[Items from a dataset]
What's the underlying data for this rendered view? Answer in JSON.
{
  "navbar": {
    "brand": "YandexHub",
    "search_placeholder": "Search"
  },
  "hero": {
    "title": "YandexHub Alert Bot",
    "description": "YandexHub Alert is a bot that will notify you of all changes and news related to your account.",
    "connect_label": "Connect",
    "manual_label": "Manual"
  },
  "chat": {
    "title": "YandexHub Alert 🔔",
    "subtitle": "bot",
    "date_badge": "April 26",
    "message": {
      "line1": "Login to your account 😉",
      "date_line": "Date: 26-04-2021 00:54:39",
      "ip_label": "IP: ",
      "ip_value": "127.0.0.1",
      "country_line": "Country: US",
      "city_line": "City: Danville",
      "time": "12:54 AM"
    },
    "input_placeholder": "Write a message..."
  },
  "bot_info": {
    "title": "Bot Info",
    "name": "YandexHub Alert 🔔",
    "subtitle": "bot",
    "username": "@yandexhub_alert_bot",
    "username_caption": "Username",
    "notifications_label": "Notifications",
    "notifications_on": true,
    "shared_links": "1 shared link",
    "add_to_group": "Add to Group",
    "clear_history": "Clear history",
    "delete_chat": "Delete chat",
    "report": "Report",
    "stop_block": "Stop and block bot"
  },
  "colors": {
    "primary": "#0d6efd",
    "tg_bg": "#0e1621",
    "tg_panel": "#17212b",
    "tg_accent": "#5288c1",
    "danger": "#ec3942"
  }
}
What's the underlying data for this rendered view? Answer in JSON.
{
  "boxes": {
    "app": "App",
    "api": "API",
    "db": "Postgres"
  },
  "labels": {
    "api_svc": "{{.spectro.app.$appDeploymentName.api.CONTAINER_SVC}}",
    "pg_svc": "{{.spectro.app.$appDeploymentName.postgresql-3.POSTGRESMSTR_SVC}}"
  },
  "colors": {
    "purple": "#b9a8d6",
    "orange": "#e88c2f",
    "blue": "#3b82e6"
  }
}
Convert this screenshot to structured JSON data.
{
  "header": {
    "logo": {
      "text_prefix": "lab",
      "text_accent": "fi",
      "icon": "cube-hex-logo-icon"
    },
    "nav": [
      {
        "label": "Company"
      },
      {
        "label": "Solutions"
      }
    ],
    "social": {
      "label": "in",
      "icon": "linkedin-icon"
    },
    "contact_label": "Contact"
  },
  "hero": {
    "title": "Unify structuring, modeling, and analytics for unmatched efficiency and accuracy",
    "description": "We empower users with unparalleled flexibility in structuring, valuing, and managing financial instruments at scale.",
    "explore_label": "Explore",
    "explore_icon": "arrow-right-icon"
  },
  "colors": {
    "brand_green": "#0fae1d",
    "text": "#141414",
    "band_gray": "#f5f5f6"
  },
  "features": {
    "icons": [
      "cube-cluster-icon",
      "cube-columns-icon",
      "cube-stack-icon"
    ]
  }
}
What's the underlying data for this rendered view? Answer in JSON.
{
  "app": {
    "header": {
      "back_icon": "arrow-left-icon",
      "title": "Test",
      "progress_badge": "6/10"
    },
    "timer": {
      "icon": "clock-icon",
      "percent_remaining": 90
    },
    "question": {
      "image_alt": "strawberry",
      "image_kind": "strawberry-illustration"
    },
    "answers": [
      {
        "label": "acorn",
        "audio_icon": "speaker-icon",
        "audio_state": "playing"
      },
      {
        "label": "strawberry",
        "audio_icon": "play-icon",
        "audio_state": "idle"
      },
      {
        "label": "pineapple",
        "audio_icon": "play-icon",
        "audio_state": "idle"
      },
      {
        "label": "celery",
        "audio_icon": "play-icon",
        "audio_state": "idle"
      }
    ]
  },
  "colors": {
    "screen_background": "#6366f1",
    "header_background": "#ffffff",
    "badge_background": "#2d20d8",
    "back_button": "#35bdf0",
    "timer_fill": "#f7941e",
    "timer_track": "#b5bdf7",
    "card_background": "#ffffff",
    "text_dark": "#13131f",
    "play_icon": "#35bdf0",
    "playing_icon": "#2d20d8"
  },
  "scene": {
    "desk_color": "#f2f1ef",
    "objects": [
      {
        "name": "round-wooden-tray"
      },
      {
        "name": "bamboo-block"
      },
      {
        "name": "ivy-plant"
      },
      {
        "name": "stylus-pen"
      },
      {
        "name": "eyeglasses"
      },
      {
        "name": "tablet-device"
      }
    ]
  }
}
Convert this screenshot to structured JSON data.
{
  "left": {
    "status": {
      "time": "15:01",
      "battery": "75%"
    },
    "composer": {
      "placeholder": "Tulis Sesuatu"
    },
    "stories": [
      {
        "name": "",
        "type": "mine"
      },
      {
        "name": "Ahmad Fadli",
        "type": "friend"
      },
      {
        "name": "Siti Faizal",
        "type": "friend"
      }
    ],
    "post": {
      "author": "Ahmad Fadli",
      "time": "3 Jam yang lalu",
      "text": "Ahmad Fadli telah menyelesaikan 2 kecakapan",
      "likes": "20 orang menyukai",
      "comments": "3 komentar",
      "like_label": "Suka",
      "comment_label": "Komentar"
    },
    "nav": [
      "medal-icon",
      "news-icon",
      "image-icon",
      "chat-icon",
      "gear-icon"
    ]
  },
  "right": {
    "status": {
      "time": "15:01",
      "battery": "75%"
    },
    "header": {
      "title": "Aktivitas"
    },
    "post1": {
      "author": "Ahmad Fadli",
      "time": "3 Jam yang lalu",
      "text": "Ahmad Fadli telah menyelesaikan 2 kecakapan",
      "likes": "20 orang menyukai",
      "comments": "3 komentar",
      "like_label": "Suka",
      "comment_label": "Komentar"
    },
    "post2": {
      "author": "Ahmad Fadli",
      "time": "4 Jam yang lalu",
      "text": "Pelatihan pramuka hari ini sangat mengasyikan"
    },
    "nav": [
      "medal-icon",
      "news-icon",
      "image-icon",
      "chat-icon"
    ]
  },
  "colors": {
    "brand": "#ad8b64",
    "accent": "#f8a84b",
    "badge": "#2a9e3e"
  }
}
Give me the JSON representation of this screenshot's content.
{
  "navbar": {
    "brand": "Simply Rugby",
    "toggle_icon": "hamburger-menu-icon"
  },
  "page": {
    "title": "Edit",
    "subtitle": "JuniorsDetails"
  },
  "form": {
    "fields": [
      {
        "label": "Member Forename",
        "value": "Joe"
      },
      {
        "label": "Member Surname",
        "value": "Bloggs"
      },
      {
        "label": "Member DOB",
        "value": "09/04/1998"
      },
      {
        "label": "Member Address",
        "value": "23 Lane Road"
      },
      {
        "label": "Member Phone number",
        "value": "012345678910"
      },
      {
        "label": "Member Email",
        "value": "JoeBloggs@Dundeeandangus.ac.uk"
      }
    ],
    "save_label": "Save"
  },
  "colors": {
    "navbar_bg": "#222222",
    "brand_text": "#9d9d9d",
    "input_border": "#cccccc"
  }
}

:: Objective ::
Output the line holding "Give me the", then every later line through the end of the records above, exactly as given and nothing else.

:: Solution ::
Give me the JSON representation of this screenshot's content.
{
  "navbar": {
    "brand": "Simply Rugby",
    "toggle_icon": "hamburger-menu-icon"
  },
  "page": {
    "title": "Edit",
    "subtitle": "JuniorsDetails"
  },
  "form": {
    "fields": [
      {
        "label": "Member Forename",
        "value": "Joe"
      },
      {
        "label": "Member Surname",
        "value": "Bloggs"
      },
      {
        "label": "Member DOB",
        "value": "09/04/1998"
      },
      {
        "label": "Member Address",
        "value": "23 Lane Road"
      },
      {
        "label": "Member Phone number",
        "value": "012345678910"
      },
      {
        "label": "Member Email",
        "value": "JoeBloggs@Dundeeandangus.ac.uk"
      }
    ],
    "save_label": "Save"
  },
  "colors": {
    "navbar_bg": "#222222",
    "brand_text": "#9d9d9d",
    "input_border": "#cccccc"
  }
}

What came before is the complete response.